- _Passage provided_:
[Start]

To the editor:
While there is no question that Haskell Indian Nations University is in great need of new science facilities, I fear that Haskell President Martin lost sight of the real issue when he proposed a wish list, including a new science center, ownership of the adjoining Baker Wetlands, and wetlands management funds as mitigation for a 31st Street SLT route.
Choosing an alignment for the road is not a process of bartering; it is a legal issue, subject to a variety of federal laws and regulations (NEPA, Environmental Justice, Clean Water Act & restrictions imposed by archeological and historic designations). It is ironic that Haskell proposes this expensive ``mitigation'' when the state has always claimed that it can use Haskell's land for free under an easement granted to Douglas County by the BIA for a county road in that location 25 years ago.

[End]

- _Data lines_:
[Start]

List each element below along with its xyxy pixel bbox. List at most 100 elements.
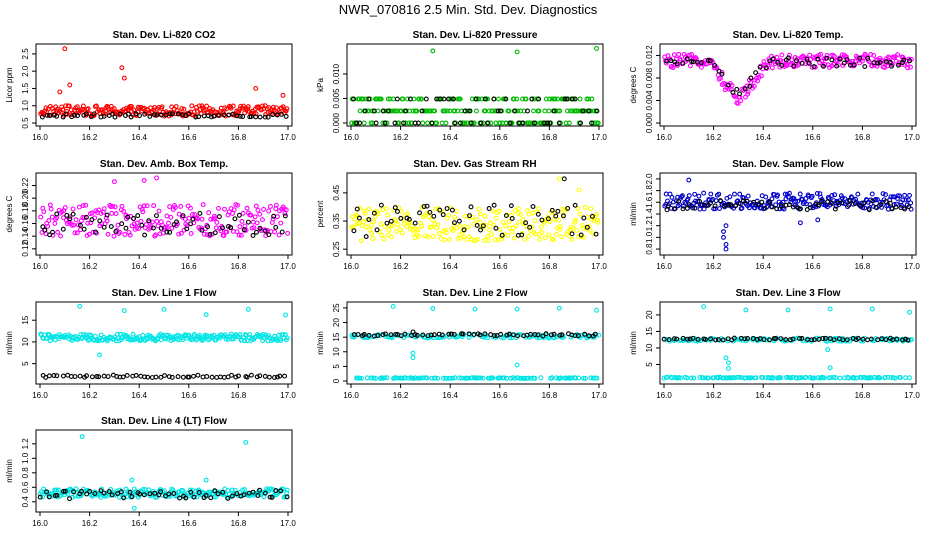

[End]

- _Directions for this task_: Please reproduce the letter to the editor word for word from "Choosing an alignment" to "25 years ago.".

- _Completed exercise_:
Choosing an alignment for the road is not a process of bartering; it is a legal issue, subject to a variety of federal laws and regulations (NEPA, Environmental Justice, Clean Water Act & restrictions imposed by archeological and historic designations). It is ironic that Haskell proposes this expensive ``mitigation'' when the state has always claimed that it can use Haskell's land for free under an easement granted to Douglas County by the BIA for a county road in that location 25 years ago.